# TASK TO CARRY OUT
Give the records back in full, exactly as they read.

-- start RECORDS TO PROCESS --

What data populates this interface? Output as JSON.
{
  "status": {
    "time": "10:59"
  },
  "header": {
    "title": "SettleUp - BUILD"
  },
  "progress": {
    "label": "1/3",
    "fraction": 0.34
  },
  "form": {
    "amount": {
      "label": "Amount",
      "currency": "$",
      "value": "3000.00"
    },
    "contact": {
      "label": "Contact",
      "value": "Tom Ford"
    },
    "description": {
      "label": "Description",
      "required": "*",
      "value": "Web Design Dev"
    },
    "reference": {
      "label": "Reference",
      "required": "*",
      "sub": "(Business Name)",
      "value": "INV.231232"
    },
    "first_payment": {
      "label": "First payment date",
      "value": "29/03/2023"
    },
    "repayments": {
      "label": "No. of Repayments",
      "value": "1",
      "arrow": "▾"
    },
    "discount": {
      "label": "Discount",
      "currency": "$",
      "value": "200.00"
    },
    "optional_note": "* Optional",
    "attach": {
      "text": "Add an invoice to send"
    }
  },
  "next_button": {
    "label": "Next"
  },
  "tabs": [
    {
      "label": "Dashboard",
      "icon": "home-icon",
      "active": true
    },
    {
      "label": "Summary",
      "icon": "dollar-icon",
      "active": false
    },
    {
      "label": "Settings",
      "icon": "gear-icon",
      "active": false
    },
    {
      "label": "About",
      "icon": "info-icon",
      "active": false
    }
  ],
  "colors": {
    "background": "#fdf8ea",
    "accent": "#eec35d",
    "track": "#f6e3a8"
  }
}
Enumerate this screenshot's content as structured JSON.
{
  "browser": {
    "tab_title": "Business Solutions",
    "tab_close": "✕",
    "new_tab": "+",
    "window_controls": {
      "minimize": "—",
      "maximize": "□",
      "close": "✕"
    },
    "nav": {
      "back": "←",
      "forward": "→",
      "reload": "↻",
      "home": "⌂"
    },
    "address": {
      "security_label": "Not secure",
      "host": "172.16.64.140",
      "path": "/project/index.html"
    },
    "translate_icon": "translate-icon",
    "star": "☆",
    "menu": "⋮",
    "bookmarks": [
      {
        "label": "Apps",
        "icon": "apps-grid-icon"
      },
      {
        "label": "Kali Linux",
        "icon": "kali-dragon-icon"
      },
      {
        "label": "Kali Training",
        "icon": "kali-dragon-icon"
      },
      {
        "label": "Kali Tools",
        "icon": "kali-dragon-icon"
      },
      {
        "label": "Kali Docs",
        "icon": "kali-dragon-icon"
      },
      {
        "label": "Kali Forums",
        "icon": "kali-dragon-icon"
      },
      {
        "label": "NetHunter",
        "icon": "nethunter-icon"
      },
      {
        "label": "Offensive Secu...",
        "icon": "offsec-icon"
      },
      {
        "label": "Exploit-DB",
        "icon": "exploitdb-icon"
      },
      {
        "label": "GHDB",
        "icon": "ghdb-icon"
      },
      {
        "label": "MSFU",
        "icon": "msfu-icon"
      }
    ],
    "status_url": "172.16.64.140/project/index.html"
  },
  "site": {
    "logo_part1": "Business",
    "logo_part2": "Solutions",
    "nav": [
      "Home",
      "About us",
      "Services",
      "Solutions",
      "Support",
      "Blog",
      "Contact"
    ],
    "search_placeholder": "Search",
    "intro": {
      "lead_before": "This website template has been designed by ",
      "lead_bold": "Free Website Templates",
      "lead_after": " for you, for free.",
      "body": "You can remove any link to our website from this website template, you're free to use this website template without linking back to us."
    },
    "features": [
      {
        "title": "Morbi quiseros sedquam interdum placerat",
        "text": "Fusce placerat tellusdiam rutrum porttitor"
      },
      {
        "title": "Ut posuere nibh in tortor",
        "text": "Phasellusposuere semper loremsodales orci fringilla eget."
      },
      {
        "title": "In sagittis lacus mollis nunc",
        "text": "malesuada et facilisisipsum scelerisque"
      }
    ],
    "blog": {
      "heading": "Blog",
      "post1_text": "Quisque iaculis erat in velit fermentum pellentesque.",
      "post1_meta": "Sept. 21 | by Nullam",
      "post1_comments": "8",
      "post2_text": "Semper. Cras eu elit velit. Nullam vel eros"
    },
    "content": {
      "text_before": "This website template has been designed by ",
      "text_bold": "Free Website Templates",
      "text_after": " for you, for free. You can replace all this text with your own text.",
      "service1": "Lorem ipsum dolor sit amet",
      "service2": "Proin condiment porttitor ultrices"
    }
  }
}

-- end RECORDS TO PROCESS --

# TASK ANSWER
What data populates this interface? Output as JSON.
{
  "status": {
    "time": "10:59"
  },
  "header": {
    "title": "SettleUp - BUILD"
  },
  "progress": {
    "label": "1/3",
    "fraction": 0.34
  },
  "form": {
    "amount": {
      "label": "Amount",
      "currency": "$",
      "value": "3000.00"
    },
    "contact": {
      "label": "Contact",
      "value": "Tom Ford"
    },
    "description": {
      "label": "Description",
      "required": "*",
      "value": "Web Design Dev"
    },
    "reference": {
      "label": "Reference",
      "required": "*",
      "sub": "(Business Name)",
      "value": "INV.231232"
    },
    "first_payment": {
      "label": "First payment date",
      "value": "29/03/2023"
    },
    "repayments": {
      "label": "No. of Repayments",
      "value": "1",
      "arrow": "▾"
    },
    "discount": {
      "label": "Discount",
      "currency": "$",
      "value": "200.00"
    },
    "optional_note": "* Optional",
    "attach": {
      "text": "Add an invoice to send"
    }
  },
  "next_button": {
    "label": "Next"
  },
  "tabs": [
    {
      "label": "Dashboard",
      "icon": "home-icon",
      "active": true
    },
    {
      "label": "Summary",
      "icon": "dollar-icon",
      "active": false
    },
    {
      "label": "Settings",
      "icon": "gear-icon",
      "active": false
    },
    {
      "label": "About",
      "icon": "info-icon",
      "active": false
    }
  ],
  "colors": {
    "background": "#fdf8ea",
    "accent": "#eec35d",
    "track": "#f6e3a8"
  }
}
Enumerate this screenshot's content as structured JSON.
{
  "browser": {
    "tab_title": "Business Solutions",
    "tab_close": "✕",
    "new_tab": "+",
    "window_controls": {
      "minimize": "—",
      "maximize": "□",
      "close": "✕"
    },
    "nav": {
      "back": "←",
      "forward": "→",
      "reload": "↻",
      "home": "⌂"
    },
    "address": {
      "security_label": "Not secure",
      "host": "172.16.64.140",
      "path": "/project/index.html"
    },
    "translate_icon": "translate-icon",
    "star": "☆",
    "menu": "⋮",
    "bookmarks": [
      {
        "label": "Apps",
        "icon": "apps-grid-icon"
      },
      {
        "label": "Kali Linux",
        "icon": "kali-dragon-icon"
      },
      {
        "label": "Kali Training",
        "icon": "kali-dragon-icon"
      },
      {
        "label": "Kali Tools",
        "icon": "kali-dragon-icon"
      },
      {
        "label": "Kali Docs",
        "icon": "kali-dragon-icon"
      },
      {
        "label": "Kali Forums",
        "icon": "kali-dragon-icon"
      },
      {
        "label": "NetHunter",
        "icon": "nethunter-icon"
      },
      {
        "label": "Offensive Secu...",
        "icon": "offsec-icon"
      },
      {
        "label": "Exploit-DB",
        "icon": "exploitdb-icon"
      },
      {
        "label": "GHDB",
        "icon": "ghdb-icon"
      },
      {
        "label": "MSFU",
        "icon": "msfu-icon"
      }
    ],
    "status_url": "172.16.64.140/project/index.html"
  },
  "site": {
    "logo_part1": "Business",
    "logo_part2": "Solutions",
    "nav": [
      "Home",
      "About us",
      "Services",
      "Solutions",
      "Support",
      "Blog",
      "Contact"
    ],
    "search_placeholder": "Search",
    "intro": {
      "lead_before": "This website template has been designed by ",
      "lead_bold": "Free Website Templates",
      "lead_after": " for you, for free.",
      "body": "You can remove any link to our website from this website template, you're free to use this website template without linking back to us."
    },
    "features": [
      {
        "title": "Morbi quiseros sedquam interdum placerat",
        "text": "Fusce placerat tellusdiam rutrum porttitor"
      },
      {
        "title": "Ut posuere nibh in tortor",
        "text": "Phasellusposuere semper loremsodales orci fringilla eget."
      },
      {
        "title": "In sagittis lacus mollis nunc",
        "text": "malesuada et facilisisipsum scelerisque"
      }
    ],
    "blog": {
      "heading": "Blog",
      "post1_text": "Quisque iaculis erat in velit fermentum pellentesque.",
      "post1_meta": "Sept. 21 | by Nullam",
      "post1_comments": "8",
      "post2_text": "Semper. Cras eu elit velit. Nullam vel eros"
    },
    "content": {
      "text_before": "This website template has been designed by ",
      "text_bold": "Free Website Templates",
      "text_after": " for you, for free. You can replace all this text with your own text.",
      "service1": "Lorem ipsum dolor sit amet",
      "service2": "Proin condiment porttitor ultrices"
    }
  }
}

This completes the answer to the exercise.